Credit card companies have gained many customers with their credit card rewards offers. From travel points to cash back, there always seems to be credit card rewards for someone to take advantage of. But are credit card rewards really worth it? Do they matter, or is it all just a gimmick? That all depends on you and your lifestyle, but I’m going to go with a big fat, “No”.
Are Credit Card Rewards Worth It?
This post has been written by our staff writer, Kimberly Studdard.
“What?? No to credit card rewards? But it’s like free money! Why wouldn’t you want to get paid on your purchases?!” …says nearly everyone I’ve ever met. I get it. Credit card rewards seem like a no-brainer, but there are definitely some downsides that you should be aware of.
1) Interest & Fees Can Be High
First things first, let’s talk about the fees and interest rates! Unless you have a perfect credit score and maybe even a magic wand, chances are that if you sign up for a credit card, you’ll get a high APR rate. While this is normal for credit card companies, it’s not normal to spend money to “make money back” or earn credit card rewards if the interest is just going to eat away at them. It doesn’t make any financial sense to pay $200+ for just a measly $10 back.
Also, some credit cards have yearly fees or other fees that come with holding the card. And unless you spend enough money on your credit card to eat up those fees and get enough rewards in return, most likely the rewards you get won’t balance anything out.
Are credit card rewards worth it? Not in you’re paying interest and fees!
How to get around this: If, at the end of the article, you’re still dead-set on a rewards card, commit to never having a balance (so then at least you don’t pay interest). Also, try to find a rewards card that doesn’t come with any extra fees, or at the very least, minimal fees.
2) You Might Forget About the Rewards
Have you ever gotten a gift card for Christmas, thrown it in your wallet, and forgot about it for a few months until you run across it again? No need to be ashamed if you have because a lot of Americans do. Just like many Americans forget to even use the rewards that they receive by using their credit cards.
In 2016, only 15% of Americans that had credit card rewards used them to pay for part or all of their vacation. That means that 85% of cardholders either forgot about their rewards or couldn’t use them.
If you have never used your points and don’t even know how to access them, then the question of, ‘are credit card rewards worth it?’ is a very real one. After all, why go through all the hassle and extra fees and interest payments if you never get anything out of the deal anyway?!
How to get around this: Make a note to check in on your rewards every quarter or so. Set a date on your calendar. You can even set this around your budget planning!
This also brings me to my next point.

Source excerpt =
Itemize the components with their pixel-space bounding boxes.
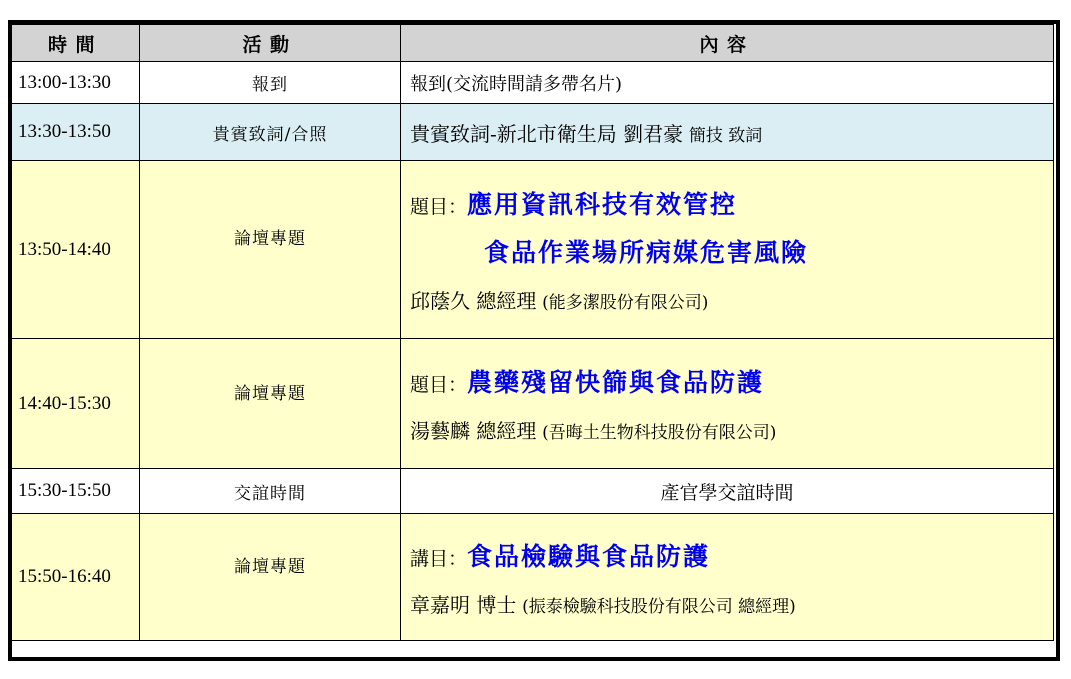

To do =
a - Repeat the part of the credit card rewards article that begins at the words "In 2016, only" and stops after the words "your budget planning!".
b - Answer these questions from the credit card rewards article:
(i) Which staff writer wrote the post?
(ii) In 2016, what percentage of Americans with credit card rewards used them to pay for part or all of their vacation?
(iii) How often does the article suggest checking in on your rewards?
Answer using only the credit card rewards article, not the data.

Full solutions =
a -
In 2016, only 15% of Americans that had credit card rewards used them to pay for part or all of their vacation. That means that 85% of cardholders either forgot about their rewards or couldn’t use them.
If you have never used your points and don’t even know how to access them, then the question of, ‘are credit card rewards worth it?’ is a very real one. After all, why go through all the hassle and extra fees and interest payments if you never get anything out of the deal anyway?!
How to get around this: Make a note to check in on your rewards every quarter or so. Set a date on your calendar. You can even set this around your budget planning!

b -
(i) Kimberly Studdard
(ii) 15%
(iii) Every quarter or so